§ Directive
Pick out each line in these entries that contains the string "subtitle".

[Part of a data file]
============================================================
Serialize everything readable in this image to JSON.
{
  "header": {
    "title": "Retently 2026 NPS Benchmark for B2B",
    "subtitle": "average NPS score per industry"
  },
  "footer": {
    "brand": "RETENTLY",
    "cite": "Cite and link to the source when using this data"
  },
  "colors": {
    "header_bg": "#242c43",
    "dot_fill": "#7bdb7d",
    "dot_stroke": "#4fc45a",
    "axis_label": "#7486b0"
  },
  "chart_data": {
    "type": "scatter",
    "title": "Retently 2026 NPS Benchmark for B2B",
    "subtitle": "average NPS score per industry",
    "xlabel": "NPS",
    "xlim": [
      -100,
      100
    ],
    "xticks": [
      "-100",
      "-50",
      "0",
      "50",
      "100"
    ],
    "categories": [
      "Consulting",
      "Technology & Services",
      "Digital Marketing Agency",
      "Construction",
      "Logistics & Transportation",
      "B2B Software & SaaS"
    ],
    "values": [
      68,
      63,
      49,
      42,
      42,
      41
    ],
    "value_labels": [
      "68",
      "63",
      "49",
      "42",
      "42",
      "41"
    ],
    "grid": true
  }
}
============================================================
§ Right answer
    "subtitle": "average NPS score per industry"
    "subtitle": "average NPS score per industry",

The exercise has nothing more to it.